Exercise passage:
● ● ● ●

Among the scientist Jeff has gathered in his castle in the desert hideaway is Faith Dominguez. ‘Nice going, Jeff,’ shouted the fraternity brothers. While last year she and Rex did some skinny dipping when at a conference in Vermont (are there conferences in those woods?) she feigns not to recognise that chin. Since that is impossible he knows something is amiss but keeps it to himself.
The Professor from Gilligan’s Island is there, perhaps this explains how he got tenure on the islet, and with Faith he tells Rex that Jeff is not to be believed or trusted. Disbelief and distrust are now the order of the day.
While Jeff is Mr Congeniality, he has a mini-me with the same hair who is a white lab rat. Jeff reports to The Hall Monitor on an OLED Smart television and stalls for time while the scientists work, but the mini-me later tells The Hall Monitor that Jeff has gone native, watches baseball games, eyes off Faith, plays Monopoly, listens to Mozart, and has generally gone native and it not to be believed or trusted. Disbelief and distrust are now the order of the day.
This is the toxic atmosphere typical of most organisations, so Rex gets on with caring for his chin. When he cannot find a razor, he decides to escape with Faith and since the Professor seems an ever-present third wheel, him, too. Meanwhile, The Hall Monitor overrules Jeff and demands that he pack his scientists on the flying saucer and return home where they will keep working in a slave laboratory. Mini-me pursues Rex and company with lightening bolts. Zap! The Professor sacrifices himself for the man with the better chin, and a passerby is also zapped to show what lousy aim mini-me has. No wonder these superior beings are losing the war with gunners like that.
When Rex and Faith are flying away in a conveniently parked Piper Cub, they are John Deere tractor-beamed on board the flying saucer and whoosh…..
Jeff tells his sad tale as above. More whoosh.
Security may be a joke to the USAF but TSA full body scans are necessary to land on MetaLuna.
On MetaLuna the war is lost and Jeff defies high command and steals the saucer, evidently the only one left, to take Rex and Faith back to Earth. He does; he dies. They descend in the Piper Cub. Chin and Faith cuddle up in the Piper Cub, which hardly seems possible, with no further thought to the Meta-heads.

● ● ● ●

Recorded information:
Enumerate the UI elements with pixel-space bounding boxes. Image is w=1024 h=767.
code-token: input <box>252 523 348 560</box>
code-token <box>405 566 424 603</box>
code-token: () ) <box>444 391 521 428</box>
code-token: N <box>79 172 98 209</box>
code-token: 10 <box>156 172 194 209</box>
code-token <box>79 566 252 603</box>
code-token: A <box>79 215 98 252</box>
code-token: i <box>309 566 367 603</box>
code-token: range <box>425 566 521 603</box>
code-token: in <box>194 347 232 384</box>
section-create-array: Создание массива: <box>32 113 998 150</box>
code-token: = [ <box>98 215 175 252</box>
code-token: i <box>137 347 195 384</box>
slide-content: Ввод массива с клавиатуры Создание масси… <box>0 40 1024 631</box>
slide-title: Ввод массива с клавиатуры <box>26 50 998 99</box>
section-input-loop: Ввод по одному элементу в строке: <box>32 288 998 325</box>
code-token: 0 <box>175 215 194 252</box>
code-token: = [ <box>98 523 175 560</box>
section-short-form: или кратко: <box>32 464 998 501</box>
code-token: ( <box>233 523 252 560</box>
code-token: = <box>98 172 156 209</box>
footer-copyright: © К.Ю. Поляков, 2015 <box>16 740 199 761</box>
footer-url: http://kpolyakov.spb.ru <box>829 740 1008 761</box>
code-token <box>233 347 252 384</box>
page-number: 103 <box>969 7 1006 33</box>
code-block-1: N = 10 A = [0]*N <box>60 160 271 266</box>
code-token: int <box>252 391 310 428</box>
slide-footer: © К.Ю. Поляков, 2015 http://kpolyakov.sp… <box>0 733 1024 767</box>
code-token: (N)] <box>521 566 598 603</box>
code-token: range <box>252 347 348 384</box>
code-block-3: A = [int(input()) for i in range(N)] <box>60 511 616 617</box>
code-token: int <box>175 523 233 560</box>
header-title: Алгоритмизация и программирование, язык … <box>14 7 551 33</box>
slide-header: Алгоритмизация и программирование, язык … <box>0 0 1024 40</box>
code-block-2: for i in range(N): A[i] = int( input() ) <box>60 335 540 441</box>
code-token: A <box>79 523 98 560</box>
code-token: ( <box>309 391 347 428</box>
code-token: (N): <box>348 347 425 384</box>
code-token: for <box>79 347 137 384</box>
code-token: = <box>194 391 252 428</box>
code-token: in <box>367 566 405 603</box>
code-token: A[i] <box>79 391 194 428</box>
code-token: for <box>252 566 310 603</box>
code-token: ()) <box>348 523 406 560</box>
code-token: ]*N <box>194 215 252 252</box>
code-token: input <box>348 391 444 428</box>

● ● ● ●

Exercises to complete:
a. According to the plot recap, where did Faith and Rex go skinny dipping last year?
b. Copy the part of the plot recap from "Security may be" up to and including "to the Meta-heads.".
The records have nothing to do with what you are asked to do here.

Set of answers:
a. At a conference in Vermont.

b.
Security may be a joke to the USAF but TSA full body scans are necessary to land on MetaLuna.
On MetaLuna the war is lost and Jeff defies high command and steals the saucer, evidently the only one left, to take Rex and Faith back to Earth. He does; he dies. They descend in the Piper Cub. Chin and Faith cuddle up in the Piper Cub, which hardly seems possible, with no further thought to the Meta-heads.